Extract the listing below in full, unchanged.

..............................

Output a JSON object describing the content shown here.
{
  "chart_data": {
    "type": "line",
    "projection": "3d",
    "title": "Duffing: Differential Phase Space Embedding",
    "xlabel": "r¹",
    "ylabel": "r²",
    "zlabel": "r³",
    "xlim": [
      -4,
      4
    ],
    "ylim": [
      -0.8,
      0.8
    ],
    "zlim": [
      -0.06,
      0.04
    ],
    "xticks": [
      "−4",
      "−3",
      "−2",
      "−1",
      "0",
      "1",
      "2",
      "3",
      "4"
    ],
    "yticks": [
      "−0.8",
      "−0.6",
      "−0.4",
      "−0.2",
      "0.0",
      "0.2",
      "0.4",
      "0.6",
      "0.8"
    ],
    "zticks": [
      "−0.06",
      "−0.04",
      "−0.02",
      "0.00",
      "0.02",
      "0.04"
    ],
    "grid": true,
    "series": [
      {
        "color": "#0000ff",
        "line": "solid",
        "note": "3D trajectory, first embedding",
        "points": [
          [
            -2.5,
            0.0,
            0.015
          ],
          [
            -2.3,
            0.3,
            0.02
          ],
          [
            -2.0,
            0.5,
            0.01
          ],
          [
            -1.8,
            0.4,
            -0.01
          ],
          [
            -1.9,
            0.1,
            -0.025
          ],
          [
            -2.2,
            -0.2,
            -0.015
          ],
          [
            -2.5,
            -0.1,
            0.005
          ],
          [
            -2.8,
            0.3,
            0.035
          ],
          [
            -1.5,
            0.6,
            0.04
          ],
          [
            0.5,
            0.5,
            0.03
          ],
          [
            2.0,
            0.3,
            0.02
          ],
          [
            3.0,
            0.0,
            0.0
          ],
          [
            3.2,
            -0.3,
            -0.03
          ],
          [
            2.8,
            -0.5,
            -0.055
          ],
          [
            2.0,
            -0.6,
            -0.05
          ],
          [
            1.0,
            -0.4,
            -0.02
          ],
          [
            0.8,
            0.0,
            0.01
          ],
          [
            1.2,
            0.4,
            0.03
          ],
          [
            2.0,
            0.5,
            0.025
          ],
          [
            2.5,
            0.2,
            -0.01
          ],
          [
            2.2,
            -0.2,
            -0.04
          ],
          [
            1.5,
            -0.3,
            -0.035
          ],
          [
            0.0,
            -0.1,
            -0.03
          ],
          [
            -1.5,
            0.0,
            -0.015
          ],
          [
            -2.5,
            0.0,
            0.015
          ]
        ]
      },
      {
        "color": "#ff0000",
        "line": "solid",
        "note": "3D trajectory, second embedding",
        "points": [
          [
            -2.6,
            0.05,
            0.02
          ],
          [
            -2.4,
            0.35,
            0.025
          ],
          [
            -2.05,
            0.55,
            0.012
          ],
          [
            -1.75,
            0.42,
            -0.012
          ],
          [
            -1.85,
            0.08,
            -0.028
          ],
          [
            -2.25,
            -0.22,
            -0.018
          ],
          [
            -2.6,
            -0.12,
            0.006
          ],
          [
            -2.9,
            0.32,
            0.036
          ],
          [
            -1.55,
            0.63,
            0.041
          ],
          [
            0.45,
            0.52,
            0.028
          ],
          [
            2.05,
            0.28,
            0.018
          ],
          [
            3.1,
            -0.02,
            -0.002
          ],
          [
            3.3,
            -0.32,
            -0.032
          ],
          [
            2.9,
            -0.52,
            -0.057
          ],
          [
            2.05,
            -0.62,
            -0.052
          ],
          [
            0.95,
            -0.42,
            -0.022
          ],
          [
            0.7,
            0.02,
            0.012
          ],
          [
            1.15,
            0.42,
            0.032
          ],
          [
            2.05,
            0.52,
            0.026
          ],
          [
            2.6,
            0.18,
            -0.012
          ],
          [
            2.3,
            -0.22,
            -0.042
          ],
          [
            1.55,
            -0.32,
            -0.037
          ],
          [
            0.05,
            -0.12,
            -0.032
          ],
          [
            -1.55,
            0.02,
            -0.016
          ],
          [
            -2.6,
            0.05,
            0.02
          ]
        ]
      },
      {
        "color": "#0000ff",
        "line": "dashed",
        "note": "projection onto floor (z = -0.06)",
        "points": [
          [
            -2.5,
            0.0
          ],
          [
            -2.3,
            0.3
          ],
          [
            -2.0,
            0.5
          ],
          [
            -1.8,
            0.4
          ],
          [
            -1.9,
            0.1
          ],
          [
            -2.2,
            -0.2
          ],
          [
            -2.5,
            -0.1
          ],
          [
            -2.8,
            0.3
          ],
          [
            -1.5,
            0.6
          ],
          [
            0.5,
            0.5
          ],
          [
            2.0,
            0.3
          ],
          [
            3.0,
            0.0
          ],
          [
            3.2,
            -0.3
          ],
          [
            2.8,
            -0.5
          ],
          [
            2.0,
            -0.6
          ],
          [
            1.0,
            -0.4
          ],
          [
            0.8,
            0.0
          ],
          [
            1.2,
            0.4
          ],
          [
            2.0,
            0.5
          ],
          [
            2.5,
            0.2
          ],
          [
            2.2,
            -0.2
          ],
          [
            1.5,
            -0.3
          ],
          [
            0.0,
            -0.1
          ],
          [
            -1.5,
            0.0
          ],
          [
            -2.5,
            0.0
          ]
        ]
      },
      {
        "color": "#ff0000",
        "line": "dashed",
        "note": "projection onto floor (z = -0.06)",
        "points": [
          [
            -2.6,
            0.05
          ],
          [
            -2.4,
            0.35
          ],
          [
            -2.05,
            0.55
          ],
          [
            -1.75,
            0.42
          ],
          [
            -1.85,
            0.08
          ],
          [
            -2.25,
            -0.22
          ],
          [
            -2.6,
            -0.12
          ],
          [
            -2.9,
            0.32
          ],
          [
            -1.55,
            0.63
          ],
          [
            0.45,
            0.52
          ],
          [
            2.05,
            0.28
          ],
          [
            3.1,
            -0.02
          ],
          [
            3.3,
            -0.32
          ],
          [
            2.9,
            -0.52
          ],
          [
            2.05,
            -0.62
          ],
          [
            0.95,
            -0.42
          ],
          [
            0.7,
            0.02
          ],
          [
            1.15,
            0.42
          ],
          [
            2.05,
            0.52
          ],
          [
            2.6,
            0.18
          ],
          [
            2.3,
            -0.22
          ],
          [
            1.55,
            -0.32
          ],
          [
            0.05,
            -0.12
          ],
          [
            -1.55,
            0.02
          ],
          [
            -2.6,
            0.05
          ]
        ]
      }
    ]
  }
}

..............................

**Solution for this exercise**
Output a JSON object describing the content shown here.
{
  "chart_data": {
    "type": "line",
    "projection": "3d",
    "title": "Duffing: Differential Phase Space Embedding",
    "xlabel": "r¹",
    "ylabel": "r²",
    "zlabel": "r³",
    "xlim": [
      -4,
      4
    ],
    "ylim": [
      -0.8,
      0.8
    ],
    "zlim": [
      -0.06,
      0.04
    ],
    "xticks": [
      "−4",
      "−3",
      "−2",
      "−1",
      "0",
      "1",
      "2",
      "3",
      "4"
    ],
    "yticks": [
      "−0.8",
      "−0.6",
      "−0.4",
      "−0.2",
      "0.0",
      "0.2",
      "0.4",
      "0.6",
      "0.8"
    ],
    "zticks": [
      "−0.06",
      "−0.04",
      "−0.02",
      "0.00",
      "0.02",
      "0.04"
    ],
    "grid": true,
    "series": [
      {
        "color": "#0000ff",
        "line": "solid",
        "note": "3D trajectory, first embedding",
        "points": [
          [
            -2.5,
            0.0,
            0.015
          ],
          [
            -2.3,
            0.3,
            0.02
          ],
          [
            -2.0,
            0.5,
            0.01
          ],
          [
            -1.8,
            0.4,
            -0.01
          ],
          [
            -1.9,
            0.1,
            -0.025
          ],
          [
            -2.2,
            -0.2,
            -0.015
          ],
          [
            -2.5,
            -0.1,
            0.005
          ],
          [
            -2.8,
            0.3,
            0.035
          ],
          [
            -1.5,
            0.6,
            0.04
          ],
          [
            0.5,
            0.5,
            0.03
          ],
          [
            2.0,
            0.3,
            0.02
          ],
          [
            3.0,
            0.0,
            0.0
          ],
          [
            3.2,
            -0.3,
            -0.03
          ],
          [
            2.8,
            -0.5,
            -0.055
          ],
          [
            2.0,
            -0.6,
            -0.05
          ],
          [
            1.0,
            -0.4,
            -0.02
          ],
          [
            0.8,
            0.0,
            0.01
          ],
          [
            1.2,
            0.4,
            0.03
          ],
          [
            2.0,
            0.5,
            0.025
          ],
          [
            2.5,
            0.2,
            -0.01
          ],
          [
            2.2,
            -0.2,
            -0.04
          ],
          [
            1.5,
            -0.3,
            -0.035
          ],
          [
            0.0,
            -0.1,
            -0.03
          ],
          [
            -1.5,
            0.0,
            -0.015
          ],
          [
            -2.5,
            0.0,
            0.015
          ]
        ]
      },
      {
        "color": "#ff0000",
        "line": "solid",
        "note": "3D trajectory, second embedding",
        "points": [
          [
            -2.6,
            0.05,
            0.02
          ],
          [
            -2.4,
            0.35,
            0.025
          ],
          [
            -2.05,
            0.55,
            0.012
          ],
          [
            -1.75,
            0.42,
            -0.012
          ],
          [
            -1.85,
            0.08,
            -0.028
          ],
          [
            -2.25,
            -0.22,
            -0.018
          ],
          [
            -2.6,
            -0.12,
            0.006
          ],
          [
            -2.9,
            0.32,
            0.036
          ],
          [
            -1.55,
            0.63,
            0.041
          ],
          [
            0.45,
            0.52,
            0.028
          ],
          [
            2.05,
            0.28,
            0.018
          ],
          [
            3.1,
            -0.02,
            -0.002
          ],
          [
            3.3,
            -0.32,
            -0.032
          ],
          [
            2.9,
            -0.52,
            -0.057
          ],
          [
            2.05,
            -0.62,
            -0.052
          ],
          [
            0.95,
            -0.42,
            -0.022
          ],
          [
            0.7,
            0.02,
            0.012
          ],
          [
            1.15,
            0.42,
            0.032
          ],
          [
            2.05,
            0.52,
            0.026
          ],
          [
            2.6,
            0.18,
            -0.012
          ],
          [
            2.3,
            -0.22,
            -0.042
          ],
          [
            1.55,
            -0.32,
            -0.037
          ],
          [
            0.05,
            -0.12,
            -0.032
          ],
          [
            -1.55,
            0.02,
            -0.016
          ],
          [
            -2.6,
            0.05,
            0.02
          ]
        ]
      },
      {
        "color": "#0000ff",
        "line": "dashed",
        "note": "projection onto floor (z = -0.06)",
        "points": [
          [
            -2.5,
            0.0
          ],
          [
            -2.3,
            0.3
          ],
          [
            -2.0,
            0.5
          ],
          [
            -1.8,
            0.4
          ],
          [
            -1.9,
            0.1
          ],
          [
            -2.2,
            -0.2
          ],
          [
            -2.5,
            -0.1
          ],
          [
            -2.8,
            0.3
          ],
          [
            -1.5,
            0.6
          ],
          [
            0.5,
            0.5
          ],
          [
            2.0,
            0.3
          ],
          [
            3.0,
            0.0
          ],
          [
            3.2,
            -0.3
          ],
          [
            2.8,
            -0.5
          ],
          [
            2.0,
            -0.6
          ],
          [
            1.0,
            -0.4
          ],
          [
            0.8,
            0.0
          ],
          [
            1.2,
            0.4
          ],
          [
            2.0,
            0.5
          ],
          [
            2.5,
            0.2
          ],
          [
            2.2,
            -0.2
          ],
          [
            1.5,
            -0.3
          ],
          [
            0.0,
            -0.1
          ],
          [
            -1.5,
            0.0
          ],
          [
            -2.5,
            0.0
          ]
        ]
      },
      {
        "color": "#ff0000",
        "line": "dashed",
        "note": "projection onto floor (z = -0.06)",
        "points": [
          [
            -2.6,
            0.05
          ],
          [
            -2.4,
            0.35
          ],
          [
            -2.05,
            0.55
          ],
          [
            -1.75,
            0.42
          ],
          [
            -1.85,
            0.08
          ],
          [
            -2.25,
            -0.22
          ],
          [
            -2.6,
            -0.12
          ],
          [
            -2.9,
            0.32
          ],
          [
            -1.55,
            0.63
          ],
          [
            0.45,
            0.52
          ],
          [
            2.05,
            0.28
          ],
          [
            3.1,
            -0.02
          ],
          [
            3.3,
            -0.32
          ],
          [
            2.9,
            -0.52
          ],
          [
            2.05,
            -0.62
          ],
          [
            0.95,
            -0.42
          ],
          [
            0.7,
            0.02
          ],
          [
            1.15,
            0.42
          ],
          [
            2.05,
            0.52
          ],
          [
            2.6,
            0.18
          ],
          [
            2.3,
            -0.22
          ],
          [
            1.55,
            -0.32
          ],
          [
            0.05,
            -0.12
          ],
          [
            -1.55,
            0.02
          ],
          [
            -2.6,
            0.05
          ]
        ]
      }
    ]
  }
}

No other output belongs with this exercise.